REQUIREMENTS =
Copy every line with the string "梯恩梯制取" in it.

Part of a data file
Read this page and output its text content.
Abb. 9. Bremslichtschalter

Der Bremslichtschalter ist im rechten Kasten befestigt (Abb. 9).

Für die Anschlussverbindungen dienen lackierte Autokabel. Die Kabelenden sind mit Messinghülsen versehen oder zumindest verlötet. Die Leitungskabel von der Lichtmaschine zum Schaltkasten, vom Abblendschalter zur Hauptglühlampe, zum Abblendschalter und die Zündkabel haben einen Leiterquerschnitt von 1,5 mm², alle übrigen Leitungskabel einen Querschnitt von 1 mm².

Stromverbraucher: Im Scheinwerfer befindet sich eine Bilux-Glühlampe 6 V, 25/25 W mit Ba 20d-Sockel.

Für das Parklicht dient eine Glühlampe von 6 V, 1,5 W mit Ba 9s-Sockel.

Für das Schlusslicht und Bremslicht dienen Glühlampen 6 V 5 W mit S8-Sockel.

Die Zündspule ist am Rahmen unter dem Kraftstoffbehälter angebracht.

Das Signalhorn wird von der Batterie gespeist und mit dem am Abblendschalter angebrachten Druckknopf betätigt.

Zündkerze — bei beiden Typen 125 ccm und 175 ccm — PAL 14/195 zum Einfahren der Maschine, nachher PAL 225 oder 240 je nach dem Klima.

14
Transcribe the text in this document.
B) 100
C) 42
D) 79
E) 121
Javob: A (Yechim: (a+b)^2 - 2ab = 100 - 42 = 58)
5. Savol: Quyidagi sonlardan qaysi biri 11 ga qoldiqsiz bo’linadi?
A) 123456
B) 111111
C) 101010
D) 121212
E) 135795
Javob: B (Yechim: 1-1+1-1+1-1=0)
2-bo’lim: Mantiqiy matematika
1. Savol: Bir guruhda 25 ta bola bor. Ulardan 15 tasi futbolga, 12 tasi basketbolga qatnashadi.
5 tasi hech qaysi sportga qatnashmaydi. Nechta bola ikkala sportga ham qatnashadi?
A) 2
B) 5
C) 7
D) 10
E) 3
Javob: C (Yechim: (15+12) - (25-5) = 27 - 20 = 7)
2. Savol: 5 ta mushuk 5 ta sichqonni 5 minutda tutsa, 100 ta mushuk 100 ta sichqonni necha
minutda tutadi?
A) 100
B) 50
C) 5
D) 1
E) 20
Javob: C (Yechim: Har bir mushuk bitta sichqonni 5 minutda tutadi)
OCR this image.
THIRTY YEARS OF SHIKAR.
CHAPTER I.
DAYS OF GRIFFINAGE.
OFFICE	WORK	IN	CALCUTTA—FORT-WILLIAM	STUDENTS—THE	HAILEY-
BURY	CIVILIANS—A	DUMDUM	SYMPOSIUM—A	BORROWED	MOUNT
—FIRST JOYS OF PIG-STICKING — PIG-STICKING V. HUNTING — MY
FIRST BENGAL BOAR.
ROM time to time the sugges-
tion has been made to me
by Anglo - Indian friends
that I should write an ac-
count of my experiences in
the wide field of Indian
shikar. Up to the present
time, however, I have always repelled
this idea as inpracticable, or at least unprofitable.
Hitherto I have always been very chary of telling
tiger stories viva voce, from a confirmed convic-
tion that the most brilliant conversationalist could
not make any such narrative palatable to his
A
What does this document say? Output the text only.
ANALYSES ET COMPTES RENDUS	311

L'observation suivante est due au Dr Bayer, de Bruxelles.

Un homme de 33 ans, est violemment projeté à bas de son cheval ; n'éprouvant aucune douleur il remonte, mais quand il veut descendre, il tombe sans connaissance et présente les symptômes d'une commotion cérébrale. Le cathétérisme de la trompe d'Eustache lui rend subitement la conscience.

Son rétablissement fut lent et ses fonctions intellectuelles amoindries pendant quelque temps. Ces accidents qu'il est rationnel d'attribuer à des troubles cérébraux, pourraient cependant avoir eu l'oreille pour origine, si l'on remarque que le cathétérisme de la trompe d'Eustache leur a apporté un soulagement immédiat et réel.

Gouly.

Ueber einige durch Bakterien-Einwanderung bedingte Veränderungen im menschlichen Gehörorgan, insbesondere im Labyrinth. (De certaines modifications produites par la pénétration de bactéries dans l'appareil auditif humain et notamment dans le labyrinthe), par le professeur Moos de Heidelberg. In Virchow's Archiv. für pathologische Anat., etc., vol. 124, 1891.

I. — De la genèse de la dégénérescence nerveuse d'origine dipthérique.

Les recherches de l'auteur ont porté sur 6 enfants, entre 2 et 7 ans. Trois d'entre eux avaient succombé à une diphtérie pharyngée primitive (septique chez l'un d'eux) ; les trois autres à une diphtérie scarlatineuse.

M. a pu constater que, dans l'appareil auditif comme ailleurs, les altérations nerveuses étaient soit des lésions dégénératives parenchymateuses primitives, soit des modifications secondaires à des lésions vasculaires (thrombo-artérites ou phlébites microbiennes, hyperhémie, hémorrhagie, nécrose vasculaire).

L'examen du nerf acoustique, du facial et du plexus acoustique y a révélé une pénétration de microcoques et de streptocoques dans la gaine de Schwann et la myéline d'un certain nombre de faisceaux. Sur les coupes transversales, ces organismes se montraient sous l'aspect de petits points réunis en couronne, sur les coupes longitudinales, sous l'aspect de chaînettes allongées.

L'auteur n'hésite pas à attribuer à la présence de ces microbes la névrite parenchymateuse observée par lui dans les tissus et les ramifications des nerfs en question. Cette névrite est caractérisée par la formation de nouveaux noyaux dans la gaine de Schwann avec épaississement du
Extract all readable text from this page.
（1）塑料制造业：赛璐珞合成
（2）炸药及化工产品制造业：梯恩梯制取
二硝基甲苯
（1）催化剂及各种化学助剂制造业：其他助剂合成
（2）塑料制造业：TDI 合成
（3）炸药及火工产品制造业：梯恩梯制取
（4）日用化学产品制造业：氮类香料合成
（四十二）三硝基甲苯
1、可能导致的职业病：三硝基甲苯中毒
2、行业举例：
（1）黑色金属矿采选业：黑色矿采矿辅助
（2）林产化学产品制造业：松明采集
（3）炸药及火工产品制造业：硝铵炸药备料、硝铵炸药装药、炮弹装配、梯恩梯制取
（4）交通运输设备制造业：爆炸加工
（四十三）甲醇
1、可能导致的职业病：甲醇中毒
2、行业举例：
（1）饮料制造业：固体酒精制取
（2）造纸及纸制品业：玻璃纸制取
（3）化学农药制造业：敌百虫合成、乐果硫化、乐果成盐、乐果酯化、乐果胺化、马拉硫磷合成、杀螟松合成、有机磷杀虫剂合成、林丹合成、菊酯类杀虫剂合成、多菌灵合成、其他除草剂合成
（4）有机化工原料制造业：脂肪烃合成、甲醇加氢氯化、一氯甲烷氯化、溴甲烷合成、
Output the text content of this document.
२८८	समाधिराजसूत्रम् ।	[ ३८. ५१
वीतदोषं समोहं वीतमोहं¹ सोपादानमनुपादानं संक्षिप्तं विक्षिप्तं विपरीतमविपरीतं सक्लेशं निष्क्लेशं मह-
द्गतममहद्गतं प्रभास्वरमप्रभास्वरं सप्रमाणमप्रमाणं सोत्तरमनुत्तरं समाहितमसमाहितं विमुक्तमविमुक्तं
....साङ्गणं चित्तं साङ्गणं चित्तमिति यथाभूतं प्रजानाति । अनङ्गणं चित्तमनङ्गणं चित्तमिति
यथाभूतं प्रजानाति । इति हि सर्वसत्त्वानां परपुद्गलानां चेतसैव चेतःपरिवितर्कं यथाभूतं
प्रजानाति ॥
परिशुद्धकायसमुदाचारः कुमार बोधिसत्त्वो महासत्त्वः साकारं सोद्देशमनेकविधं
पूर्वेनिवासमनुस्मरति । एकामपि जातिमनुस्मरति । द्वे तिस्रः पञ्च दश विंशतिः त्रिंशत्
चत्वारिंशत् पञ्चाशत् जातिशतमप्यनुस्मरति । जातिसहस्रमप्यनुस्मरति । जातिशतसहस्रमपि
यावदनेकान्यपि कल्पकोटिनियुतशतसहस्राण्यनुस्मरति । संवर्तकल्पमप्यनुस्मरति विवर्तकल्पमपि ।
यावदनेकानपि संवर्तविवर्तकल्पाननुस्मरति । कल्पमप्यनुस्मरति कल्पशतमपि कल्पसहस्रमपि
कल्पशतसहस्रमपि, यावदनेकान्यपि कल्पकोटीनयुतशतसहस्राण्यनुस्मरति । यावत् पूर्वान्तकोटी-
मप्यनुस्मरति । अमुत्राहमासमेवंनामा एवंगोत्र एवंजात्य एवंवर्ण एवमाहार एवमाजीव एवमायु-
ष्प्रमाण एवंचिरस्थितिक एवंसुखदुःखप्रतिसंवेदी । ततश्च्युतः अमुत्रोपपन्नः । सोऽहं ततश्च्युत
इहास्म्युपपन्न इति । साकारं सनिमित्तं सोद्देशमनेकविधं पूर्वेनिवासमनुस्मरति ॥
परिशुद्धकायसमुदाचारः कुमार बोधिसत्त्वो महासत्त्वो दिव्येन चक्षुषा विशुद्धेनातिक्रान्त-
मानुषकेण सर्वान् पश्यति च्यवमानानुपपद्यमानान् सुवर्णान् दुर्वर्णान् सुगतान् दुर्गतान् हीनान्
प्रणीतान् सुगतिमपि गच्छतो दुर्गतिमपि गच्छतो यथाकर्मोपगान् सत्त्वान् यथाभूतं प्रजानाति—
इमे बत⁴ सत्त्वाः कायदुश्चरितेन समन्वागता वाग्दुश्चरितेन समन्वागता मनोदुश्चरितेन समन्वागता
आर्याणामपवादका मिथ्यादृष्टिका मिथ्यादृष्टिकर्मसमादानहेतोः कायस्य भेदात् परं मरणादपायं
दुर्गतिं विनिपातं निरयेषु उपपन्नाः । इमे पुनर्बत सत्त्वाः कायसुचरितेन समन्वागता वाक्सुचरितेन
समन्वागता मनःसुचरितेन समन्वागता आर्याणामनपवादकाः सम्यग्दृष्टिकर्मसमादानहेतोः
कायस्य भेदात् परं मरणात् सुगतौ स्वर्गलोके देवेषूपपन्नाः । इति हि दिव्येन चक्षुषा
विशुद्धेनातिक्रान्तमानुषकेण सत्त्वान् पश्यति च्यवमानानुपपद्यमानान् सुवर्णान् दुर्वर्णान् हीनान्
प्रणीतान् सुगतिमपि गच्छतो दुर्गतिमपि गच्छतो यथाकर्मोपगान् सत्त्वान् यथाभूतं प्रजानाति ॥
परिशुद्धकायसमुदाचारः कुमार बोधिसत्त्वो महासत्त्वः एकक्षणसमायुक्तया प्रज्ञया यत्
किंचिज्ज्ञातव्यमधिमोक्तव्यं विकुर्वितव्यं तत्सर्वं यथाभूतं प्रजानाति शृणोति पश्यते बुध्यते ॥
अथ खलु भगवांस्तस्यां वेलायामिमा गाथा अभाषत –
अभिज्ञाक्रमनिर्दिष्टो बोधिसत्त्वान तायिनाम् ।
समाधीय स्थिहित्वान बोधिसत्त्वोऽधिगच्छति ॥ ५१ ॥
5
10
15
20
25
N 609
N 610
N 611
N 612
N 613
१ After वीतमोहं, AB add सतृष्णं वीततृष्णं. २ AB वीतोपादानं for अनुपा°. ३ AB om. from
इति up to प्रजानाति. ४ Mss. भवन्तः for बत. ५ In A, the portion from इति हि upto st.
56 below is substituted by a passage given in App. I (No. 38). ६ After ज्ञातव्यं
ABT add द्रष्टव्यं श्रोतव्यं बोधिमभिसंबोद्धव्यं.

FULL RESPONSE =
（2）炸药及化工产品制造业：梯恩梯制取
（3）炸药及火工产品制造业：梯恩梯制取
（3）炸药及火工产品制造业：硝铵炸药备料、硝铵炸药装药、炮弹装配、梯恩梯制取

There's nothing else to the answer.